• GIVEN INSTRUCTION: Find the word "name" in the material below and gather every line that contains it.

• SOURCE DATA:

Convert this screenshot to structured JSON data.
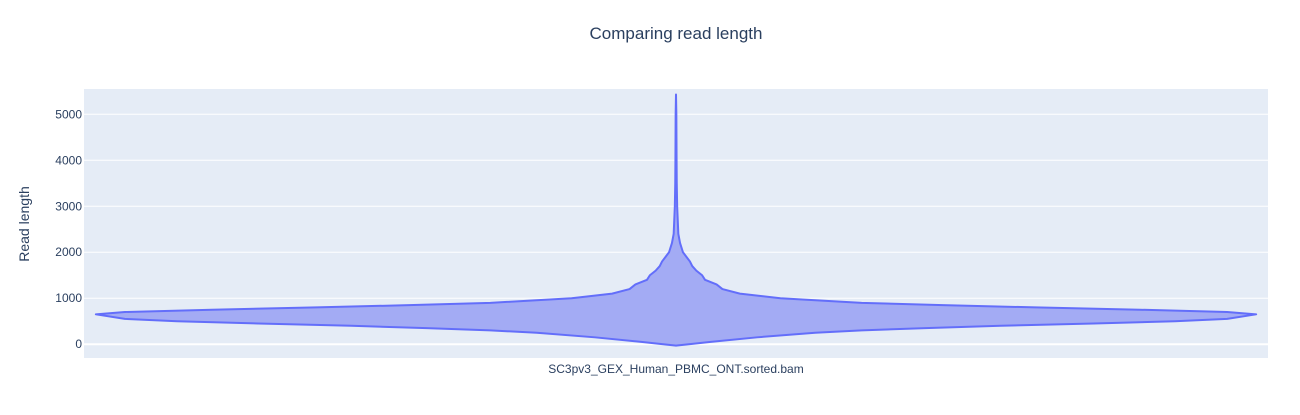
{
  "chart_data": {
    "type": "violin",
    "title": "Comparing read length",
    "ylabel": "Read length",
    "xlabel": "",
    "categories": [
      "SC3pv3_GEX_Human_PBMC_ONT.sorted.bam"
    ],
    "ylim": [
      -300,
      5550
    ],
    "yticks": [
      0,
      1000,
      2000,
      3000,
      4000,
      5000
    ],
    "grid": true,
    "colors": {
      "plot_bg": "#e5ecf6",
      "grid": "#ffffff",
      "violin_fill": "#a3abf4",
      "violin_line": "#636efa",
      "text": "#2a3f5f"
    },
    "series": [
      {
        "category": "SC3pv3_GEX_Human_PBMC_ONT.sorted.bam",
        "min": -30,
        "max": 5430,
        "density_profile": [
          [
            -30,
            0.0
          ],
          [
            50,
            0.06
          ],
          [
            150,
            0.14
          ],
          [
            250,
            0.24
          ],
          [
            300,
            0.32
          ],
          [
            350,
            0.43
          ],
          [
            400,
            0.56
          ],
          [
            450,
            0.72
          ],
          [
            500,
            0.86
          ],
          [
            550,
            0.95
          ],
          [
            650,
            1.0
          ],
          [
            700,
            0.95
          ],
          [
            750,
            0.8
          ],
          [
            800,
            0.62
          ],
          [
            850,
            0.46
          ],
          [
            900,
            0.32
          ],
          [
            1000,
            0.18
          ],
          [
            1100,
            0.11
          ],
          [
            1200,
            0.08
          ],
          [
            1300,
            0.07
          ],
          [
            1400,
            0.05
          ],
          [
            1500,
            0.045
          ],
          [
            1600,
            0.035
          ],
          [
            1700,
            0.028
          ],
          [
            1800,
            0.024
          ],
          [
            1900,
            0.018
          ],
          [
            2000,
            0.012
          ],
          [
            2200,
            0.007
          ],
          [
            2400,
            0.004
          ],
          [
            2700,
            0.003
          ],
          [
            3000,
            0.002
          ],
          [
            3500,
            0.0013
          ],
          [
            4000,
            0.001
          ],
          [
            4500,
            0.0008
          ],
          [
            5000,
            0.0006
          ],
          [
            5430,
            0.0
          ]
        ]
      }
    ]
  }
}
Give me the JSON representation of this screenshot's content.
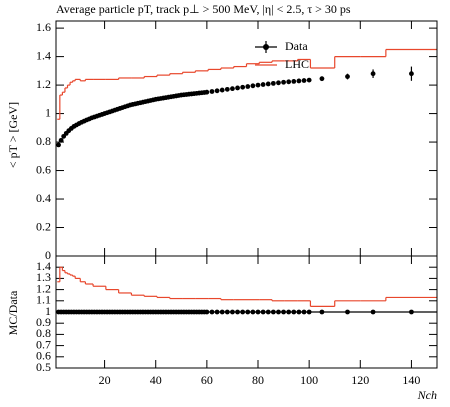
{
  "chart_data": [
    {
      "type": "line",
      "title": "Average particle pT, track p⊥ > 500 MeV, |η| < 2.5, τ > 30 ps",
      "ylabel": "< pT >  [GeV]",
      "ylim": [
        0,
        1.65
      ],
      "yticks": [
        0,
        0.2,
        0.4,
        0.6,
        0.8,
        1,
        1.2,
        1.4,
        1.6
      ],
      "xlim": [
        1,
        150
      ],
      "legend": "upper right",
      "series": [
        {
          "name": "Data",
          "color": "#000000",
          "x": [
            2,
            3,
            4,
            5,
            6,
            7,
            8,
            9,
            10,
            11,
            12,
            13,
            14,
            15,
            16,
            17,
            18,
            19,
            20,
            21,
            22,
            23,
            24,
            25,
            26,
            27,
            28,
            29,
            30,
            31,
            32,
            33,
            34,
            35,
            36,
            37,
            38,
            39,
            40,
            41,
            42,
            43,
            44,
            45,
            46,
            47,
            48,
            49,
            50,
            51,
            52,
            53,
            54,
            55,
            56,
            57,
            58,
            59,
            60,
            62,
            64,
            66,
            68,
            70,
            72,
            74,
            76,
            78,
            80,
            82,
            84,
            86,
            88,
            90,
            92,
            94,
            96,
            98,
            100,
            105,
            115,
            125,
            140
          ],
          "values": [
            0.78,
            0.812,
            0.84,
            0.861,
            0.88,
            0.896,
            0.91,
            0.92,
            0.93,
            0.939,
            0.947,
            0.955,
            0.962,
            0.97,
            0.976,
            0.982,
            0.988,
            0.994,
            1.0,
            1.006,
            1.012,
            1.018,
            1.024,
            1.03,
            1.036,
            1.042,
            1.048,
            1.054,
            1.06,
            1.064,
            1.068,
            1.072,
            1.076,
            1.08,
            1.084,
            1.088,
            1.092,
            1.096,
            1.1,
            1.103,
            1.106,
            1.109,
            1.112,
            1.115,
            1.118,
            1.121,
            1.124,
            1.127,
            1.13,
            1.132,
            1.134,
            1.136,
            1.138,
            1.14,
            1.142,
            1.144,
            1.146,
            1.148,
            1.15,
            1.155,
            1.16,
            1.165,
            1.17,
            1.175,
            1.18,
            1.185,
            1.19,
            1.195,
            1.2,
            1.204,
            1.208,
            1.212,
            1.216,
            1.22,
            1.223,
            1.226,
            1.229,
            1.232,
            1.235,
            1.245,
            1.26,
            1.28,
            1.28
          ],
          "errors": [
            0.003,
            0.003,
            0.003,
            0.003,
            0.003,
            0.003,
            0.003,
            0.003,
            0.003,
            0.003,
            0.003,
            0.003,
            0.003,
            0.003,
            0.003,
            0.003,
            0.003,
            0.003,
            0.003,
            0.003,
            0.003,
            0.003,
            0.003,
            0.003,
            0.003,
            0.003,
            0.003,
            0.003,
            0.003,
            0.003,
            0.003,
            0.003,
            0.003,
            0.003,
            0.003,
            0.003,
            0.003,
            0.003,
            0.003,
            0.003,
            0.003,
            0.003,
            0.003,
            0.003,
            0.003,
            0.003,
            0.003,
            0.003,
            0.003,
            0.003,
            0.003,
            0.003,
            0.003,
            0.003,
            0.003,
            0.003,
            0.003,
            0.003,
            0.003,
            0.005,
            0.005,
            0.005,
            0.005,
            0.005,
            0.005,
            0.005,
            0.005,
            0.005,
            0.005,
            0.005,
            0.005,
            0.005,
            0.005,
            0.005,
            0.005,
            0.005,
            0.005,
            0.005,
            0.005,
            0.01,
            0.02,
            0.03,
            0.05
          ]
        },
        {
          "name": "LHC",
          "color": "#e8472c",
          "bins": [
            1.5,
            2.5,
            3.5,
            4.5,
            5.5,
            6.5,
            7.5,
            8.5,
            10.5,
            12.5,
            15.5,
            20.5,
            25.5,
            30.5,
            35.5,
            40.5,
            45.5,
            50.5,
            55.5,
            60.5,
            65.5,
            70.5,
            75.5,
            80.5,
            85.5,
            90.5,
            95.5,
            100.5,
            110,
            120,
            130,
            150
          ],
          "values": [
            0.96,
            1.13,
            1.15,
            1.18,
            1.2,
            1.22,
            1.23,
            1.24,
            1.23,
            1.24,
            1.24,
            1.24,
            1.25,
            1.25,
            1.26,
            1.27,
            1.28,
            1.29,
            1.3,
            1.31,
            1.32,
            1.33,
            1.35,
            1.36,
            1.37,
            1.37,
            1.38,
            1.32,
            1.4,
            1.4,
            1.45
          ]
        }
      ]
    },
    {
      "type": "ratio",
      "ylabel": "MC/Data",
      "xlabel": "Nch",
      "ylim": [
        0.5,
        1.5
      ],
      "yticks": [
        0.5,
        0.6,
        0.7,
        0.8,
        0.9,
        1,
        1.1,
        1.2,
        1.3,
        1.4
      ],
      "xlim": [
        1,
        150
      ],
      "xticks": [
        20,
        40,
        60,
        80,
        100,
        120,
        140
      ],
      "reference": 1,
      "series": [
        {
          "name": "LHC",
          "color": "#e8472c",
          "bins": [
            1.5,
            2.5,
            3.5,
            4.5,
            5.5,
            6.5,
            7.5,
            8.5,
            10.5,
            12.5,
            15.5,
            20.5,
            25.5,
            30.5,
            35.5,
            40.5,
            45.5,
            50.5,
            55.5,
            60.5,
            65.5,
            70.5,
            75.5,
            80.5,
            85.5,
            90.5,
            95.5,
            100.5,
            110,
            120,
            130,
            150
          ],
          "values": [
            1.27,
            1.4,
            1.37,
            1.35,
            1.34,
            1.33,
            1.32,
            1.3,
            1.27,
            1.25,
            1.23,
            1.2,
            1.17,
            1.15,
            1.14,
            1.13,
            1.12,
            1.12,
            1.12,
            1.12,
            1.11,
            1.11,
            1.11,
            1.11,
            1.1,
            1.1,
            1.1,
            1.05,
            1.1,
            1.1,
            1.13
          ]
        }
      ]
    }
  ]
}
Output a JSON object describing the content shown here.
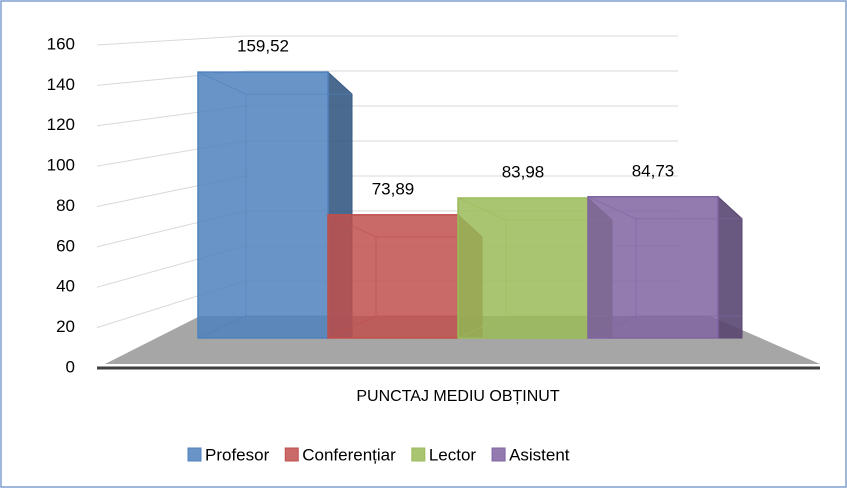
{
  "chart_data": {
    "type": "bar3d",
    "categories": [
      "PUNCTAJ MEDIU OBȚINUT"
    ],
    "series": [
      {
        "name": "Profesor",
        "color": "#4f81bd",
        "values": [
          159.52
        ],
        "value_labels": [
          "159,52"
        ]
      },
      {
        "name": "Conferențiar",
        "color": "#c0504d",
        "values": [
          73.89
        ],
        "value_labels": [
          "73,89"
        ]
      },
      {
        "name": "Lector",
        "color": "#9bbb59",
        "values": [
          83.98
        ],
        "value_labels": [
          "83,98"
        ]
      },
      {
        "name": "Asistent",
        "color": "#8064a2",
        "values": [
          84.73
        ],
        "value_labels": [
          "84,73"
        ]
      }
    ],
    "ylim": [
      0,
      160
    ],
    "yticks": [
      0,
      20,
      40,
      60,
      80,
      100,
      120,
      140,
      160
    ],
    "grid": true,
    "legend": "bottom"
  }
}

• OUTPUT OF THE EXERCISE:
          "name": "Data",
          "name": "LHC",
          "name": "LHC",
        "name": "Profesor",
        "name": "Conferențiar",
        "name": "Lector",
        "name": "Asistent",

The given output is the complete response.